### TASK TO COMPLETE
Search the listing below for "sont". Copy each matching line.

= = = = = = =

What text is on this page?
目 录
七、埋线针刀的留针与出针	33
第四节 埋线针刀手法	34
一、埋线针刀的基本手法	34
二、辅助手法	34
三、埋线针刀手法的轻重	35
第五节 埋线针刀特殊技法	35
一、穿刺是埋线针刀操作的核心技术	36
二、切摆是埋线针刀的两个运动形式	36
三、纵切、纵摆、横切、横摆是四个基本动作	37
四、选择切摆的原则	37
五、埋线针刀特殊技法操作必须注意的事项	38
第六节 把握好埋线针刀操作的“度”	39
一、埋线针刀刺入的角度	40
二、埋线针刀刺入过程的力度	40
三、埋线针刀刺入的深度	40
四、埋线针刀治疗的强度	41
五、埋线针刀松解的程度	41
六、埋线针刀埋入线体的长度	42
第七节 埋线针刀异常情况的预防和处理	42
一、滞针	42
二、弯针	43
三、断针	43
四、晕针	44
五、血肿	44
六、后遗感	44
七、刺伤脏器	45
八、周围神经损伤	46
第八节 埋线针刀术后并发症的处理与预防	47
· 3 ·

= = = = = = =

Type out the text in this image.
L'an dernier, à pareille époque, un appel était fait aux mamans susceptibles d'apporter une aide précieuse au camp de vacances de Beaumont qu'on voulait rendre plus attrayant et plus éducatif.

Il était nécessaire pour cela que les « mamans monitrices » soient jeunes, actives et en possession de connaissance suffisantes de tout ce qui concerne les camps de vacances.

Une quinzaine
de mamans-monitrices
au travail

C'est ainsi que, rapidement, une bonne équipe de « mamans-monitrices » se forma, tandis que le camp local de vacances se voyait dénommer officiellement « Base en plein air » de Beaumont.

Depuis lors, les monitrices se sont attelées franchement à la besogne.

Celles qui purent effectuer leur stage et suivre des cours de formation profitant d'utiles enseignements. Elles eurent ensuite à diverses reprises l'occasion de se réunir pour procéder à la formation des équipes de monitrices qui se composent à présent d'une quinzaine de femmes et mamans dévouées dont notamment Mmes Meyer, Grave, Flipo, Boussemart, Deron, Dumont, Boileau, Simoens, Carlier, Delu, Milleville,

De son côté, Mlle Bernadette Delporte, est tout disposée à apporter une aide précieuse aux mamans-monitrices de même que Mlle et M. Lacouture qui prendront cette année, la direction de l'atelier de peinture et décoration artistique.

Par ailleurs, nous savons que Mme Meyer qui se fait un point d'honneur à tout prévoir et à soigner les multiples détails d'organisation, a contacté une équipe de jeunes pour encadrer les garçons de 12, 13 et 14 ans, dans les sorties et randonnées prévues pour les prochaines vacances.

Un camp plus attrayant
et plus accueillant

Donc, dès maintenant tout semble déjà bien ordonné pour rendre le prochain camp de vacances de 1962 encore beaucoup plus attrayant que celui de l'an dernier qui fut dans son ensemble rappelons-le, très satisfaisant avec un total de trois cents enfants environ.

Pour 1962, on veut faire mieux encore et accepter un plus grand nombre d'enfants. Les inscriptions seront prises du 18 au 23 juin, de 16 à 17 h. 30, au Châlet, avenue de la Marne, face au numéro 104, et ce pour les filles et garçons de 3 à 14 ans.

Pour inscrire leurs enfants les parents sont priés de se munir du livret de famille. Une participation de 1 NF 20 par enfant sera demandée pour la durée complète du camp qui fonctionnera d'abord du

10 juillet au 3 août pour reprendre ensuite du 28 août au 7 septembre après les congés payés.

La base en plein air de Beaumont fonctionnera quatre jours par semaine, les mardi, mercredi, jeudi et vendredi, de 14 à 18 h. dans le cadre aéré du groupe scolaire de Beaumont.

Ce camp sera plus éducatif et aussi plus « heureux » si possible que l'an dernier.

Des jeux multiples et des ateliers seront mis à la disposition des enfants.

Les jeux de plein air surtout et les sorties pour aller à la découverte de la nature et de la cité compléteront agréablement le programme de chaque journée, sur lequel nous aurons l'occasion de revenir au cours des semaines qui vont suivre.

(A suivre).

= = = = = = =

### FINISHED TASK
Depuis lors, les monitrices se sont attelées franchement à la besogne.
Pour inscrire leurs enfants les parents sont priés de se munir du livret de famille. Une participation de 1 NF 20 par enfant sera demandée pour la durée complète du camp qui fonctionnera d'abord du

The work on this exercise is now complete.